Page extract:
Al Hayat - Brammertz va poursuivre Karadzic. Mais qui Bellemare poursuivra-t-il?, 23 Juillet 2008

Al Hayat - Brammertz Will Prosecute Karadzic. But Whom Will Bellemare Prosecute?, July 23, 2008

By Randa Takieddine

The arrest of the former Bosnian Serb leader Radovan Karadzic is extremely important because it gives a beam of hope to the peoples of the world that, no matter how long it takes, there is something called international justice. Karadzic is accused of ethnic cleansing, war crimes and crimes against humanity, which killed more than 8,000 Muslims in Srebrenica in 1995. Remarkably, the international prosecutor who will lead the case in The Hague is Serge Brammertz, who for six months headed an international investigation into the assassination of former Lebanese Prime Minister Rafic Hariri. Brammertz resigned from his post to take over from Carla Del Ponte in The Hague.
It is an encouraging coincidence. It revives hope for the Lebanese that the perpetrators of crimes against politicians, journalists and military personnel will be revealed and eventually tried, even if the investigation drags on a while.
After the fall of the Berlin Wall, Yugoslavia fell apart and its six republics declared their independence in 1991. Karadzic and Slobodan Milosevic tried to join Croatia and Bosnia to Serbia; Karadzic, helped by Ratko Mladic, carried out the ethnic cleansing of Muslims from Bosnia.
Karadzic is called the "Osama bin Laden of Europe." His arrest prompts us to hope that the crimes that have been committed in Lebanon since the assassination of Hariri, and even prior to this, might one day see the arrest of the network that carried them out. Prior to the assassination of Hariri, his comrades and Minister Basil Fleihan, there were the killings of leaders and presidents in Lebanon, which were not addressed, even though many are convinced that the same network that killed Hariri and his comrades had equally assassinated Kamal Jumblatt, Rene Mouawad, and Bashir Gemayel. It is true that these did not take place during the same period, but the network that undertook the previous assassinations, which did not spare leading journalists like Salim al-Lawzi, used various methods during the course of political developments in Lebanon.
The assassination of Hariri and Fleihan and the subsequent crimes against journalists Gebran Tueni and Samir Kassir, and politicians Pierre Gemayel, Walid Eido and his son, George Hawi, Antoine Ghanem, and General Francois Hajj, and the attempts against May Chidiac, Marwan Hamade and Elias Murr, are crimes that fall into the framework of a spate of killings intended to keep Lebanon in the terror camp.

Written tasks:
[a] From the article on Karadzic's arrest, quote the passage starting at "After the fall" and ending at "Muslims from Bosnia.".
[b] Answer these about the article on Karadzic's arrest:
(i) How many Muslims were killed in Srebrenica in 1995?
(ii) Whom did Brammertz take over from in The Hague?
(iii) In what year did Yugoslavia's six republics declare independence?

Provided information:

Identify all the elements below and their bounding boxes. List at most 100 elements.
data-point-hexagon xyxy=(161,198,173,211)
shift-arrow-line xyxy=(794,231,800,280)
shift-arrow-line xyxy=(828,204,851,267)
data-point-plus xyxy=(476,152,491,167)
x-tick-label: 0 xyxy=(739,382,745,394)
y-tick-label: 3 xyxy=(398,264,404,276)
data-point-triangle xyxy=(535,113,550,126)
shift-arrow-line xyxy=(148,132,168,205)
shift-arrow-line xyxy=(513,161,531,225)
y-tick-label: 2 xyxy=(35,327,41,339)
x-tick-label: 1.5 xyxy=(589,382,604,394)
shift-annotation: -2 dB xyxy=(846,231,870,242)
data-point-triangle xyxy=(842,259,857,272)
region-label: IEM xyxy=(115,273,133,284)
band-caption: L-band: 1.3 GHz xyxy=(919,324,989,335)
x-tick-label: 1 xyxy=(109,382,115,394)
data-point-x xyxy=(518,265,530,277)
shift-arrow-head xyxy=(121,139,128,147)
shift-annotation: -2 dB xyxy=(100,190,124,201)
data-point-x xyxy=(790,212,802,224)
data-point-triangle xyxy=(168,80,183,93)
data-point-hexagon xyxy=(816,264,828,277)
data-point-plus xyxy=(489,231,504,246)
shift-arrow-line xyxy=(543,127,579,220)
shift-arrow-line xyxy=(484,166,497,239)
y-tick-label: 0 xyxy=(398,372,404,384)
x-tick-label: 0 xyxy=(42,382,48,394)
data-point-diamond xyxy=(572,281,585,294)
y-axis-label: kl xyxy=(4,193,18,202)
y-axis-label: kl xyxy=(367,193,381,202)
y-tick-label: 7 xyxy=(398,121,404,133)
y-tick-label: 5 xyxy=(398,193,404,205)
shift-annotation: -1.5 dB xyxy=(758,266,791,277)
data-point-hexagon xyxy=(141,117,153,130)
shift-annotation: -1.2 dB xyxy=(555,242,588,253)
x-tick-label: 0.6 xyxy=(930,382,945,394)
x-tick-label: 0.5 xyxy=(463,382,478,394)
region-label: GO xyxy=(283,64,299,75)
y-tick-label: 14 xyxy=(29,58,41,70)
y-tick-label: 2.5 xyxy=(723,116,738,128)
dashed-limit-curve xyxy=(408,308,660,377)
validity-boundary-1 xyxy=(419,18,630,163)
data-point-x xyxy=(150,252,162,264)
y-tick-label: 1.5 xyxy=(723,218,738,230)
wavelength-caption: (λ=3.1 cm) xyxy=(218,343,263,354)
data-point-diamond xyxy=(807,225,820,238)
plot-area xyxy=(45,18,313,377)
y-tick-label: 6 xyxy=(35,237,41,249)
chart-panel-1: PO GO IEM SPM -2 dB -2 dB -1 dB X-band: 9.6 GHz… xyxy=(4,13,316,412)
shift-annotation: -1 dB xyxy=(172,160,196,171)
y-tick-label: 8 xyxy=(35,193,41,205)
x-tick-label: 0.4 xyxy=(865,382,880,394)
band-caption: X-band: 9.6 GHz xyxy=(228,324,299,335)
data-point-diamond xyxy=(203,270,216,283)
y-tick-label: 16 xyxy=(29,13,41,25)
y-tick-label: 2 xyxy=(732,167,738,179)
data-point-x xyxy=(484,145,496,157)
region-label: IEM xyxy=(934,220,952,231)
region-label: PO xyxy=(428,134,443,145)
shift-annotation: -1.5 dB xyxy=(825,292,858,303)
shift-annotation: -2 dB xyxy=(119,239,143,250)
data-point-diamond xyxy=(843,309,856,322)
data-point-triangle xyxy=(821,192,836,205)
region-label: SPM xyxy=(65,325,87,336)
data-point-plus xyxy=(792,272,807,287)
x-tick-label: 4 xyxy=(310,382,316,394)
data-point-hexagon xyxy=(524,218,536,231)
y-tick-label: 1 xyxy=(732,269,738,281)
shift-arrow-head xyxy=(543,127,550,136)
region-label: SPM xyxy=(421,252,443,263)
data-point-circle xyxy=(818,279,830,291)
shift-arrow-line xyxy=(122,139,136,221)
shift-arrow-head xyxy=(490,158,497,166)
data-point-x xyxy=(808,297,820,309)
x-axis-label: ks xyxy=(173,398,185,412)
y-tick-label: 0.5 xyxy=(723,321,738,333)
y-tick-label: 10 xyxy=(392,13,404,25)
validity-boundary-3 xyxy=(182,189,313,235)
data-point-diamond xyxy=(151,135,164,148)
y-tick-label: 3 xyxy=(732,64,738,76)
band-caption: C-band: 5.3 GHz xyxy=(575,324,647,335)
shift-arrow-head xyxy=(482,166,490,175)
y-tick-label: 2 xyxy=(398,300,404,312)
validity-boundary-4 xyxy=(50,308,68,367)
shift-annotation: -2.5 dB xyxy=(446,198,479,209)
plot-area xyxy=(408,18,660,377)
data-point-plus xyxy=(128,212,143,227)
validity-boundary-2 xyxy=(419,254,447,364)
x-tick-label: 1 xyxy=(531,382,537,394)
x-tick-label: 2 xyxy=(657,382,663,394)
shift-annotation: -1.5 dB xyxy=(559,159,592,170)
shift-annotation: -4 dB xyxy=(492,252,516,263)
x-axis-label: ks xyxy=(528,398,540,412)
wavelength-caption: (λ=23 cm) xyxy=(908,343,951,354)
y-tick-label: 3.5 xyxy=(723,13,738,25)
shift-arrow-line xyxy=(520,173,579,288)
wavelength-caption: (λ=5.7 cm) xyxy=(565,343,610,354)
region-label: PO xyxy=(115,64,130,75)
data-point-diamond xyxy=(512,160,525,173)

Solutions in order:
[a]
After the fall of the Berlin Wall, Yugoslavia fell apart and its six republics declared their independence in 1991. Karadzic and Slobodan Milosevic tried to join Croatia and Bosnia to Serbia; Karadzic, helped by Ratko Mladic, carried out the ethnic cleansing of Muslims from Bosnia.

[b]
(i) More than 8,000
(ii) Carla Del Ponte
(iii) 1991